--- Selection ---

About

Grammar Watch disseminates open access grammars, so the most important credits go to authors, institutions and publishers openly sharing grammatical descriptions.

The first version of Grammar Watch was initiated by Frans Plank, and a distinguished roster of contributors ensured broad coverage of grammars from around the world (see History below). The bibliographical task of tracking grammatical descriptions is now ably served by Glottolog. A later version of Grammar Watch focused on grammars available online; it was collated by Martin Haspelmath and based in part on earlier Grammar Watch listings.

The current version of Grammar Watch was created by Mark Dingemanse, who also maintains the Grammar Watch group library. Sterre Leufkens, Florian Matter and Jorge Rosés Labrada are contributing curators. This site runs on free and open source software. It uses ZotPress connected to a Zotero group library to display rich bibliographies in WordPress.

--- Given entries ---

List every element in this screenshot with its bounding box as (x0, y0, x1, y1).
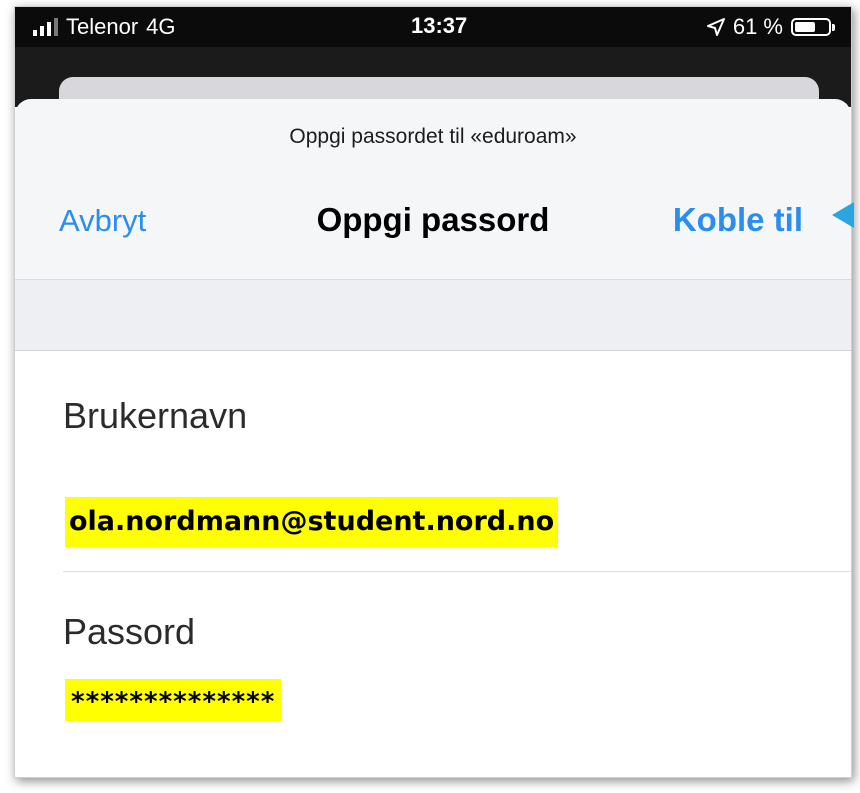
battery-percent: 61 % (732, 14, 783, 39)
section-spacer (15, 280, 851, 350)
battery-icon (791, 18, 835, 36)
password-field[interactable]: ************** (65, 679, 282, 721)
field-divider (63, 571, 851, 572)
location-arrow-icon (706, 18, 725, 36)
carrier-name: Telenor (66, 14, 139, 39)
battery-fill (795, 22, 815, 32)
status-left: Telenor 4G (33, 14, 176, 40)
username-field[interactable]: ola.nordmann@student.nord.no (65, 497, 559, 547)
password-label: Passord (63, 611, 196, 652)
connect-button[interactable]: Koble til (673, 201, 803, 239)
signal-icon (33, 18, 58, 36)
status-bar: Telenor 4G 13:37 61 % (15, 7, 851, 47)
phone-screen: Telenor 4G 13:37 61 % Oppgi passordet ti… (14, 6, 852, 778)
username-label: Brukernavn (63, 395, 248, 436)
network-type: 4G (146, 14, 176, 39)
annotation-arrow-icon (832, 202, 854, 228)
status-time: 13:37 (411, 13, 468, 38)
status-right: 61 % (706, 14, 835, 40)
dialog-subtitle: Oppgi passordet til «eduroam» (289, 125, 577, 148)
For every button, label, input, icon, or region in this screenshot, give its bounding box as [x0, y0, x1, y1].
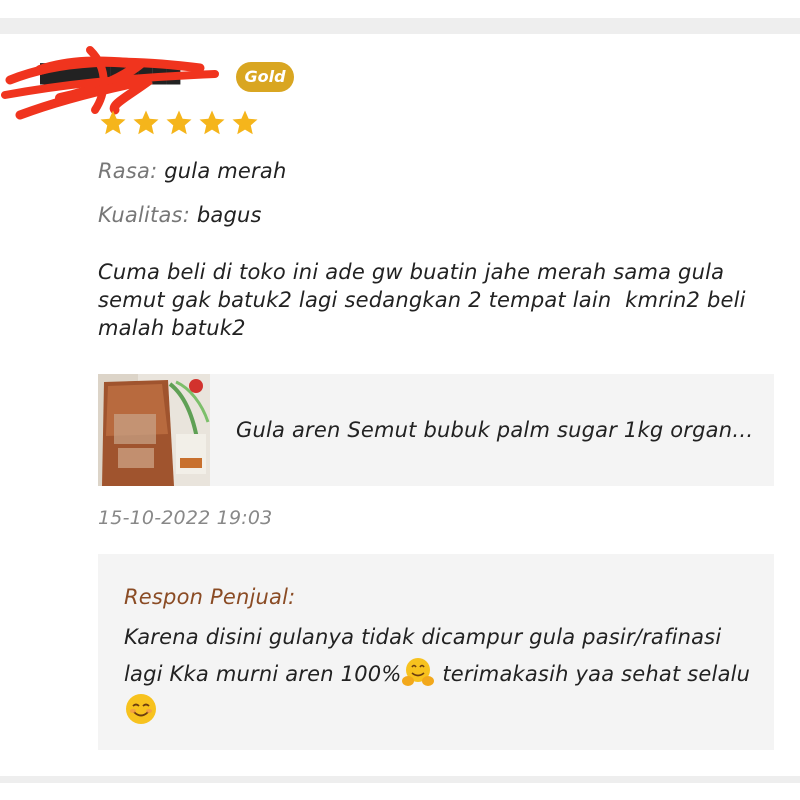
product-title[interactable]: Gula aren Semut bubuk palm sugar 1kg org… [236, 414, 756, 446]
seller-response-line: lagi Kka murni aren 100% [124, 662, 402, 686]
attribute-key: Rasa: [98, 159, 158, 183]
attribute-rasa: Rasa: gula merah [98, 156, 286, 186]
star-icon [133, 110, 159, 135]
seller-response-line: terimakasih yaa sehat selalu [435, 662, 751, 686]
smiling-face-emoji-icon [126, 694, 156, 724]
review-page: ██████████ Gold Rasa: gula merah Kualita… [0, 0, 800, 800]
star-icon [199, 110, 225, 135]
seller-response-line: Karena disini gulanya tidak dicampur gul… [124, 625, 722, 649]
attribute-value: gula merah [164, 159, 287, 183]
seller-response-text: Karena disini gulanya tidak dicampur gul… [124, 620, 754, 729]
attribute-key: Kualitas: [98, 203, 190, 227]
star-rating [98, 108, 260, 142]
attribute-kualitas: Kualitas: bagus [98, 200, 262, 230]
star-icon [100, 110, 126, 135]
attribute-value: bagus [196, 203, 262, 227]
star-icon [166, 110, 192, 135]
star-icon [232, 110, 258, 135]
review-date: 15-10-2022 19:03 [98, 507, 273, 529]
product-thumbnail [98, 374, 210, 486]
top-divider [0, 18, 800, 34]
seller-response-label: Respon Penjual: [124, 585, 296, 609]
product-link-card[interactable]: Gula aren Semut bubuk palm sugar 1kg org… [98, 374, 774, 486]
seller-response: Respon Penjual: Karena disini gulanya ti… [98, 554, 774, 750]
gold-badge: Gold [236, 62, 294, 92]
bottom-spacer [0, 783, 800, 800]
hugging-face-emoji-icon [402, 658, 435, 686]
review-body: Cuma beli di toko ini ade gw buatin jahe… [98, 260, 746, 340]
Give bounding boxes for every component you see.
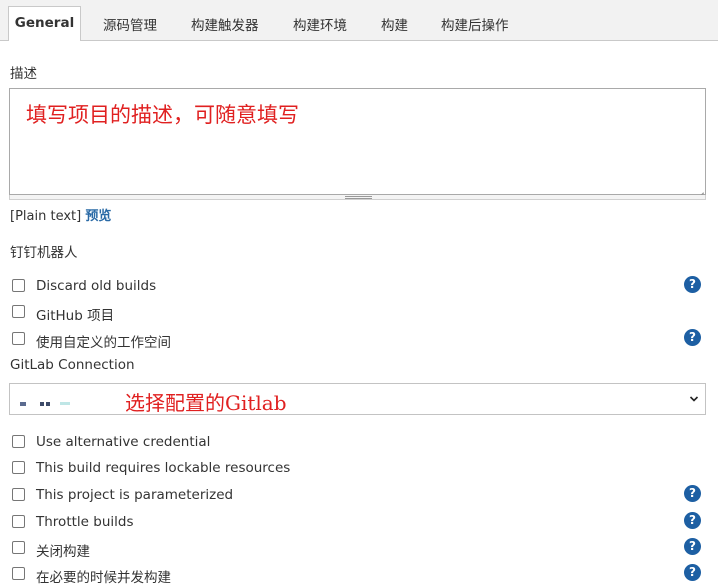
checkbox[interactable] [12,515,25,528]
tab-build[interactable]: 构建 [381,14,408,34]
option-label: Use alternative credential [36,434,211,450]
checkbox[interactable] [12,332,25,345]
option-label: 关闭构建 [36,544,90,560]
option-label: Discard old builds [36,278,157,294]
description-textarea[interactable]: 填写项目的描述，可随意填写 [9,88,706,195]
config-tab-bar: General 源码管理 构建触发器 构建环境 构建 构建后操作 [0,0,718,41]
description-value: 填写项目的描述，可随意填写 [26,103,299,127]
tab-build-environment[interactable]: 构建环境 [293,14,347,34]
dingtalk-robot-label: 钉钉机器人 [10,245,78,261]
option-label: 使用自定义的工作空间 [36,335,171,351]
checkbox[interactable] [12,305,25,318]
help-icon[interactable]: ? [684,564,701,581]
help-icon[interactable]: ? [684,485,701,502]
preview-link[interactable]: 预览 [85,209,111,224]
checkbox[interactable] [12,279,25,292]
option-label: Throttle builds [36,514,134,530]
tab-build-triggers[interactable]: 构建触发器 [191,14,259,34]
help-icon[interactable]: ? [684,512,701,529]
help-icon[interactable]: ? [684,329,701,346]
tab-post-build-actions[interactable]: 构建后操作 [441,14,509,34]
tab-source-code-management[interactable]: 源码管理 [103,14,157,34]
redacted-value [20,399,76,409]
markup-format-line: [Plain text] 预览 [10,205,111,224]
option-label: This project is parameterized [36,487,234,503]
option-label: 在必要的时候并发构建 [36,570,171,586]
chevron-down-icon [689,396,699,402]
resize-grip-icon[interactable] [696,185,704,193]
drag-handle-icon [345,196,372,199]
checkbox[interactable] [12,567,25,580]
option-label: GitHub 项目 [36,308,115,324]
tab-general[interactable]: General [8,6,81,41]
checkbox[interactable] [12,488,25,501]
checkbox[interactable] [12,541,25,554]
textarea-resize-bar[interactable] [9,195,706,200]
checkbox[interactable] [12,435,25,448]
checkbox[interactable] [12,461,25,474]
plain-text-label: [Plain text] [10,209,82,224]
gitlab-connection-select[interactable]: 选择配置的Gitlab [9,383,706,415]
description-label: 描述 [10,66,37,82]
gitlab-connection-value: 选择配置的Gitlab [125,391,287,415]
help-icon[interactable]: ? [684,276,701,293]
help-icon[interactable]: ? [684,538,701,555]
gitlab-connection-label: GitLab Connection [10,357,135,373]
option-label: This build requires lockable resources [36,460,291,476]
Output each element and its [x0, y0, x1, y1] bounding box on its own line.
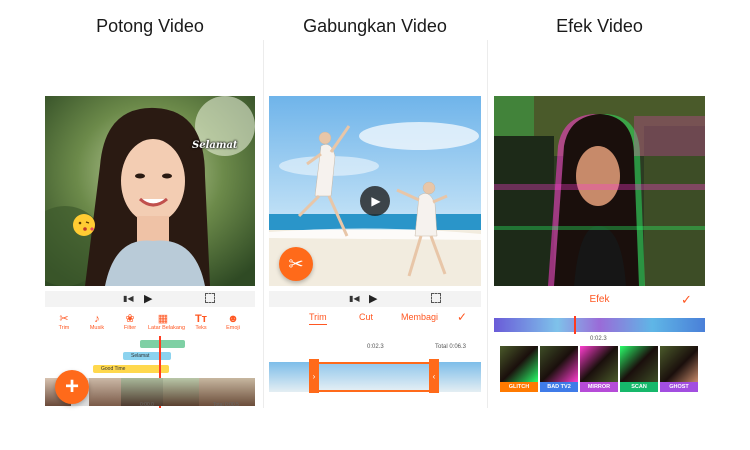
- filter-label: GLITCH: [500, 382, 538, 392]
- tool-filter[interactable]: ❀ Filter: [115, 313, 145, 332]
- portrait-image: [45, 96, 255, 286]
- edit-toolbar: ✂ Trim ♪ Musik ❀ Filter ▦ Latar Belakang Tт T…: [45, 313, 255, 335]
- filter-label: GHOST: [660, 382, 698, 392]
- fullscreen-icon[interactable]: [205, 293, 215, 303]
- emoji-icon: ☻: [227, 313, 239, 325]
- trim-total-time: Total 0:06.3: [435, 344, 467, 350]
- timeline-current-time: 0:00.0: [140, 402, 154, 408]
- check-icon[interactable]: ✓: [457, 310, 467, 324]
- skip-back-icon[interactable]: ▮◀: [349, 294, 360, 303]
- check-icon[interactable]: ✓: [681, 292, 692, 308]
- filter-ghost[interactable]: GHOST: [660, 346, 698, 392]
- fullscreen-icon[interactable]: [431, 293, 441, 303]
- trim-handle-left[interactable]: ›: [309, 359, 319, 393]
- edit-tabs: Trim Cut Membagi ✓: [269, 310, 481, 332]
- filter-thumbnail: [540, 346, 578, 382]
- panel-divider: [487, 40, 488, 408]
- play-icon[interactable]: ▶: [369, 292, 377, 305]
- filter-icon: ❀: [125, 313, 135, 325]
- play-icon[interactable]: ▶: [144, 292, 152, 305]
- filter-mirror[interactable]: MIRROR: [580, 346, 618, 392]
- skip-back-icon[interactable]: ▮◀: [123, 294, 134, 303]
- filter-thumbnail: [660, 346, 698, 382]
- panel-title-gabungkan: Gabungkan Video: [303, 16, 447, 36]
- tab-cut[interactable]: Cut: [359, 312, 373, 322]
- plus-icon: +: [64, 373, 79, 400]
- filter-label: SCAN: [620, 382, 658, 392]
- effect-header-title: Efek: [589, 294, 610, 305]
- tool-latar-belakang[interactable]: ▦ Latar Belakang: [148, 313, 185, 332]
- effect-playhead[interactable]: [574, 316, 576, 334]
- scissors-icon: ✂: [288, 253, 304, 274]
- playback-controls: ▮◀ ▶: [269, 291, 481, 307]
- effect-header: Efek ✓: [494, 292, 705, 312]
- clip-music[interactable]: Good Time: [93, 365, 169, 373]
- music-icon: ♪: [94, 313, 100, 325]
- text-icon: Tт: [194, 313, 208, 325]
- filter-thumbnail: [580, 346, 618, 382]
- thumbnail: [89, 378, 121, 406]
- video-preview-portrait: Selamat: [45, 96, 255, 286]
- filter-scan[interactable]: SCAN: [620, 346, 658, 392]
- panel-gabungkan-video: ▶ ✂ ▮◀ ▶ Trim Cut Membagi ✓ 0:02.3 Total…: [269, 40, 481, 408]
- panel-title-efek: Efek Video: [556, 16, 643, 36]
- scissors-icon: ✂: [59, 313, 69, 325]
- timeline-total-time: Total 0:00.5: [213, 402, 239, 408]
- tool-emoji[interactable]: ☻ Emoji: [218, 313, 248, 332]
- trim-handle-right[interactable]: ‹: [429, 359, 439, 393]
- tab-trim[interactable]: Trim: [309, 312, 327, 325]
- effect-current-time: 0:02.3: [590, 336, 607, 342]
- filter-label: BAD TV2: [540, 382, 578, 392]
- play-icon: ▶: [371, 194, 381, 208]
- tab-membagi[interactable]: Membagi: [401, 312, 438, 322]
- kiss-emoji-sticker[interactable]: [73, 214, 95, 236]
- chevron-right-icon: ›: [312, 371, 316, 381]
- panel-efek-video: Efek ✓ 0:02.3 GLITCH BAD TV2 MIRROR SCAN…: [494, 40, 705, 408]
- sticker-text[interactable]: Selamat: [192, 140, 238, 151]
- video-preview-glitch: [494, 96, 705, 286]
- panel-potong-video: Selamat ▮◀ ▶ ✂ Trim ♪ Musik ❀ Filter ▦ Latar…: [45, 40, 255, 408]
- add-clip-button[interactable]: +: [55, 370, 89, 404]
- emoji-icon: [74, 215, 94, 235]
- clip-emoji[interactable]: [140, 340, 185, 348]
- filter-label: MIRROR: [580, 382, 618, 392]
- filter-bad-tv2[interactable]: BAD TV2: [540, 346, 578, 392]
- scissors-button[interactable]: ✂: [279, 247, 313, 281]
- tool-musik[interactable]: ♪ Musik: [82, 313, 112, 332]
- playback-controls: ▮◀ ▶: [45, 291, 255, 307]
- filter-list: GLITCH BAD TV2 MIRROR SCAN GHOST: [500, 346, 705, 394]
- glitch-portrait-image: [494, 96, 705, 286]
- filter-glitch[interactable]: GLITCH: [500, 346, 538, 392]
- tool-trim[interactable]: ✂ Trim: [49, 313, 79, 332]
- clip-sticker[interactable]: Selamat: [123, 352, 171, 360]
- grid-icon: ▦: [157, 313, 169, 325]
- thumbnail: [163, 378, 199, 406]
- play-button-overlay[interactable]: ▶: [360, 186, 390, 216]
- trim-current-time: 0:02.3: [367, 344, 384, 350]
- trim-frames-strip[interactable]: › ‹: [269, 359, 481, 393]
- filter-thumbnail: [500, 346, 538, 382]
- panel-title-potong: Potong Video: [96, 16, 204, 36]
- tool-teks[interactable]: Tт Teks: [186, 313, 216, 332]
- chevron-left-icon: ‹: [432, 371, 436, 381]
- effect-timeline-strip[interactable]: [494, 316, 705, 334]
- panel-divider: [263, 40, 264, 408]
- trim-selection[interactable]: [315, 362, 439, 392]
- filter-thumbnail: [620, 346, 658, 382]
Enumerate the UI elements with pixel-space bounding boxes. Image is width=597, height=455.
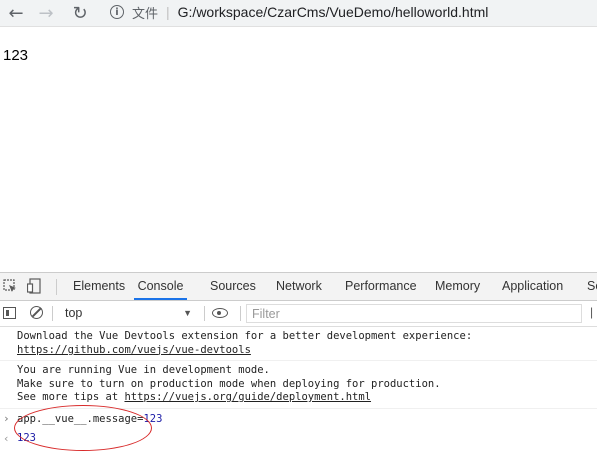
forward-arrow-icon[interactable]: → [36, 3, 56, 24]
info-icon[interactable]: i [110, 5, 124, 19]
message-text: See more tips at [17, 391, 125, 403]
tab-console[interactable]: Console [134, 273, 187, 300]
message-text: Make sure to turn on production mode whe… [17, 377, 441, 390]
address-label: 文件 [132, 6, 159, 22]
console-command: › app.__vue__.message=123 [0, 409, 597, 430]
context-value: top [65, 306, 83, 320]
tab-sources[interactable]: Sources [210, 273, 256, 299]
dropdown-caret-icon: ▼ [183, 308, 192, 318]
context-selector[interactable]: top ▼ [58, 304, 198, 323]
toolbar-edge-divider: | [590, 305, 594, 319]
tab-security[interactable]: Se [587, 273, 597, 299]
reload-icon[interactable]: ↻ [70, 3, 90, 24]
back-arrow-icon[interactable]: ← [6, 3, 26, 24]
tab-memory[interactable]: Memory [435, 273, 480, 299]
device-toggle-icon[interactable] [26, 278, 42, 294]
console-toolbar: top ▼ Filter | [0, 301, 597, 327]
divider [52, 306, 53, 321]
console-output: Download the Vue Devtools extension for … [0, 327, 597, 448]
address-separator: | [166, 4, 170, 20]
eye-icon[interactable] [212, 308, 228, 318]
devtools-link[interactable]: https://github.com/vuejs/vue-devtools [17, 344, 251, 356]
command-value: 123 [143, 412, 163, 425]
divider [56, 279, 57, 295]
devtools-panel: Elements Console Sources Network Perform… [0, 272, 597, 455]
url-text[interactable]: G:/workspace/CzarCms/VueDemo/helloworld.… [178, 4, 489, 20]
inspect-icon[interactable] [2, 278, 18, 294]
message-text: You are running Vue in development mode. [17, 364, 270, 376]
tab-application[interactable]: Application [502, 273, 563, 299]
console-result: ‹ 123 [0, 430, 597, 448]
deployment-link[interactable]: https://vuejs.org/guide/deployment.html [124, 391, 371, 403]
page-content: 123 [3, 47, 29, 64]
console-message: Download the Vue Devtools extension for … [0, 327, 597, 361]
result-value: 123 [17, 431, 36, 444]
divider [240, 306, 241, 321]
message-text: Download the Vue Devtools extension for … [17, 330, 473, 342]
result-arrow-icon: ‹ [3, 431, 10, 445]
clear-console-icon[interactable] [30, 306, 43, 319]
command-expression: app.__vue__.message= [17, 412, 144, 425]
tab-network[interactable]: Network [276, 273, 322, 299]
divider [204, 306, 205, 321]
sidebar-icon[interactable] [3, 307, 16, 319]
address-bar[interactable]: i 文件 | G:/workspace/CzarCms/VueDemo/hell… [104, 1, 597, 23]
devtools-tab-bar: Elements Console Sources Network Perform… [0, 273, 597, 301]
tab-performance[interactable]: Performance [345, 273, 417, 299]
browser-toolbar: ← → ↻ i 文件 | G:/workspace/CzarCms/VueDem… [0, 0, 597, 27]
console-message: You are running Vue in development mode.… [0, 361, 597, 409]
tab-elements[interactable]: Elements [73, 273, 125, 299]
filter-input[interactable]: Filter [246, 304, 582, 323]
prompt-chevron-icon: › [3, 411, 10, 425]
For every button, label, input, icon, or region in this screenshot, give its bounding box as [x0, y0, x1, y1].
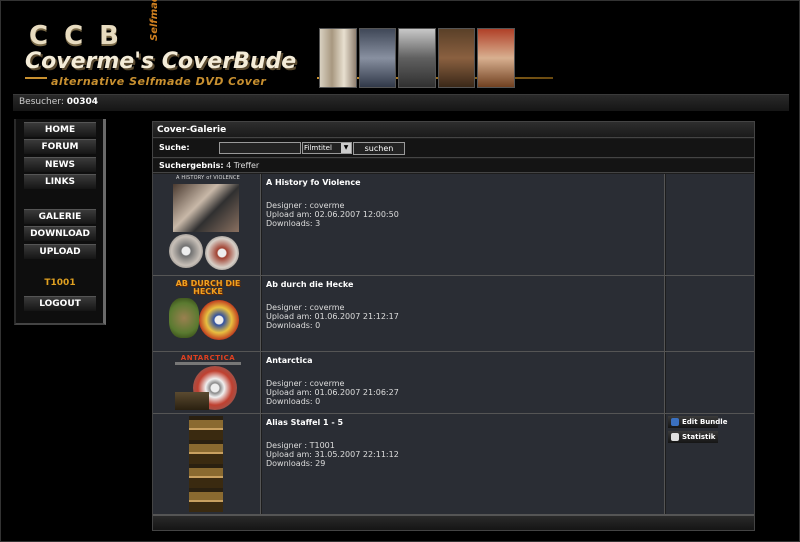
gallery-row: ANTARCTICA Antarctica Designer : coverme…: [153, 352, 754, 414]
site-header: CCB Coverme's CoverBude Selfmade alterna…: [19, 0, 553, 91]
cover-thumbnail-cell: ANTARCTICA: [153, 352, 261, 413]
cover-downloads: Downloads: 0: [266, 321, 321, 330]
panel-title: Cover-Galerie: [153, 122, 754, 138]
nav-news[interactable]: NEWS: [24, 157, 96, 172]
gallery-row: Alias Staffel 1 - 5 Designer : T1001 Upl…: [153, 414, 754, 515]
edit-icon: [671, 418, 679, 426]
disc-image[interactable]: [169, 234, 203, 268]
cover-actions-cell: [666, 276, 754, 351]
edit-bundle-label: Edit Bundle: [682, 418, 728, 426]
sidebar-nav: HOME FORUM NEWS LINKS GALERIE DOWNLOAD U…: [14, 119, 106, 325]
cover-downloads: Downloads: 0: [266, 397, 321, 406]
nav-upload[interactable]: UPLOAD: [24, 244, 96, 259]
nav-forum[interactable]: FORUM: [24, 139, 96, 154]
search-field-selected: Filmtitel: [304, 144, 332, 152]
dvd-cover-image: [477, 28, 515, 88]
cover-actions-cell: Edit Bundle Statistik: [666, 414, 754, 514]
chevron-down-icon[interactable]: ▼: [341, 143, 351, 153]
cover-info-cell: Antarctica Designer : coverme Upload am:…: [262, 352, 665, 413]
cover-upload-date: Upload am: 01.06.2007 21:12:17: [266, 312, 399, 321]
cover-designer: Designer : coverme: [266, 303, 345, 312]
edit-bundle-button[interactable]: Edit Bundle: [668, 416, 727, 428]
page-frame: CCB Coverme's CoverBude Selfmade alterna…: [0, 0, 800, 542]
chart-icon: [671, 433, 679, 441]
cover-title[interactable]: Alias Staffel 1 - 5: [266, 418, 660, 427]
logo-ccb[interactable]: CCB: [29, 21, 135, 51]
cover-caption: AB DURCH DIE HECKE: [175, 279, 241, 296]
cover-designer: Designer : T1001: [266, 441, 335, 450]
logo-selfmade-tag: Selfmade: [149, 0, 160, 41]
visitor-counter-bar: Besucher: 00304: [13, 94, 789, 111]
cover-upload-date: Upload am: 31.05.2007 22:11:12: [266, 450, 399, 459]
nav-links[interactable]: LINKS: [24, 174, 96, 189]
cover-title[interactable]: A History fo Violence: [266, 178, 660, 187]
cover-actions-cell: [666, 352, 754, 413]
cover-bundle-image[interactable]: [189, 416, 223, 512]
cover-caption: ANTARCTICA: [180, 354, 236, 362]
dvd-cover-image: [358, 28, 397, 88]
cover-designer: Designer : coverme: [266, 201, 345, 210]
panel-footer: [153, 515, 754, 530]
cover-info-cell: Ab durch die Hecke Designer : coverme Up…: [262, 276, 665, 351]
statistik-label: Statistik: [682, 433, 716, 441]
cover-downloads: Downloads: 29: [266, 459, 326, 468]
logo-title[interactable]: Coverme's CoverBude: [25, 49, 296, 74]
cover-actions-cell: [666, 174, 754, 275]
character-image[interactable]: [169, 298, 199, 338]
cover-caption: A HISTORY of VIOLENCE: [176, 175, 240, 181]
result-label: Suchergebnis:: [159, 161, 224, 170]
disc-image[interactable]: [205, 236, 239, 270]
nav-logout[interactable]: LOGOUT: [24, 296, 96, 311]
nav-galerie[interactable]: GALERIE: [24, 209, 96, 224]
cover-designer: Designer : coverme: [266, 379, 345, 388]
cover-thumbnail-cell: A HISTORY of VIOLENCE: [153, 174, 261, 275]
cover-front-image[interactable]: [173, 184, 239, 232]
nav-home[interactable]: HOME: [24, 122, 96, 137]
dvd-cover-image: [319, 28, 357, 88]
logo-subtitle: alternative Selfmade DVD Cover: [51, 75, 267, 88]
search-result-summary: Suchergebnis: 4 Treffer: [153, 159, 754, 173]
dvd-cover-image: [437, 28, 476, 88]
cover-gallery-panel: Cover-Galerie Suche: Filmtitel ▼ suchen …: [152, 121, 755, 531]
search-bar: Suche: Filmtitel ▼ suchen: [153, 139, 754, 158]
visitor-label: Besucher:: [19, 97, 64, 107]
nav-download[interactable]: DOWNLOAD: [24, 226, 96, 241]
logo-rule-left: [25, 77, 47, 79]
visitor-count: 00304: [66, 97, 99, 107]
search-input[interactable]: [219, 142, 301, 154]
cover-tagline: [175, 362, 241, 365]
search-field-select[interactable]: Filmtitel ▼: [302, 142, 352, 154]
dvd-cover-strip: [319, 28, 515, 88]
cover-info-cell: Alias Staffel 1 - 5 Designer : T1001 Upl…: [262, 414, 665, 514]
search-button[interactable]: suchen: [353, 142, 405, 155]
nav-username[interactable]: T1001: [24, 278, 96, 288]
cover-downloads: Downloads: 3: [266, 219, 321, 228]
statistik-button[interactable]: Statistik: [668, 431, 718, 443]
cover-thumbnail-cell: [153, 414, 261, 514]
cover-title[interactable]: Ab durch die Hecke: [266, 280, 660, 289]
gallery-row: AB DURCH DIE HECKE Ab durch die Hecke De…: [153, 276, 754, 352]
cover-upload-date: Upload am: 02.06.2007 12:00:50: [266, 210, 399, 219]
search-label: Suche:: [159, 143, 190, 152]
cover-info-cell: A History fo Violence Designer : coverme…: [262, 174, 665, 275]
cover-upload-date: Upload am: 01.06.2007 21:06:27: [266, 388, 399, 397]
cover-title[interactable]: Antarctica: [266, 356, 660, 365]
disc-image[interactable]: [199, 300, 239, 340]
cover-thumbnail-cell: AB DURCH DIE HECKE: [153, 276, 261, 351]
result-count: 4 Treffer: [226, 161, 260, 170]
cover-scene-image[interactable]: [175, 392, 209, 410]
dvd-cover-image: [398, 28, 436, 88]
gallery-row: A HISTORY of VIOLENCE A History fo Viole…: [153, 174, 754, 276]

---

### Tasks to carry out
(a) Copy everything from "The first version" down to "Grammar Watch listings." in the Grammar Watch text, word for word.
(b) Write out everything from the row that contains "product-title[interactable]: Gula aren" down to the row that contains "bottom-spacer [0, 783, 800, 800]", including both of those rows, without changing anything.

### Solution list
(a)
The first version of Grammar Watch was initiated by Frans Plank, and a distinguished roster of contributors ensured broad coverage of grammars from around the world (see History below). The bibliographical task of tracking grammatical descriptions is now ably served by Glottolog. A later version of Grammar Watch focused on grammars available online; it was collated by Martin Haspelmath and based in part on earlier Grammar Watch listings.

(b)
product-title[interactable]: Gula aren Semut bubuk palm sugar 1kg org… [236, 414, 756, 446]
seller-response-line: lagi Kka murni aren 100% [124, 662, 402, 686]
attribute-key: Rasa: [98, 159, 158, 183]
attribute-rasa: Rasa: gula merah [98, 156, 286, 186]
star-icon [133, 110, 159, 135]
seller-response-line: terimakasih yaa sehat selalu [435, 662, 751, 686]
smiling-face-emoji-icon [126, 694, 156, 724]
review-page: ██████████ Gold Rasa: gula merah Kualita… [0, 0, 800, 800]
star-icon [199, 110, 225, 135]
seller-response-line: Karena disini gulanya tidak dicampur gul… [124, 625, 722, 649]
attribute-value: gula merah [164, 159, 287, 183]
seller-response-text: Karena disini gulanya tidak dicampur gul… [124, 620, 754, 729]
attribute-key: Kualitas: [98, 203, 190, 227]
star-rating [98, 108, 260, 142]
attribute-kualitas: Kualitas: bagus [98, 200, 262, 230]
star-icon [100, 110, 126, 135]
attribute-value: bagus [196, 203, 262, 227]
star-icon [166, 110, 192, 135]
star-icon [232, 110, 258, 135]
review-date: 15-10-2022 19:03 [98, 507, 273, 529]
product-thumbnail [98, 374, 210, 486]
top-divider [0, 18, 800, 34]
seller-response-label: Respon Penjual: [124, 585, 296, 609]
product-link-card[interactable]: Gula aren Semut bubuk palm sugar 1kg org… [98, 374, 774, 486]
seller-response: Respon Penjual: Karena disini gulanya ti… [98, 554, 774, 750]
gold-badge: Gold [236, 62, 294, 92]
bottom-spacer [0, 783, 800, 800]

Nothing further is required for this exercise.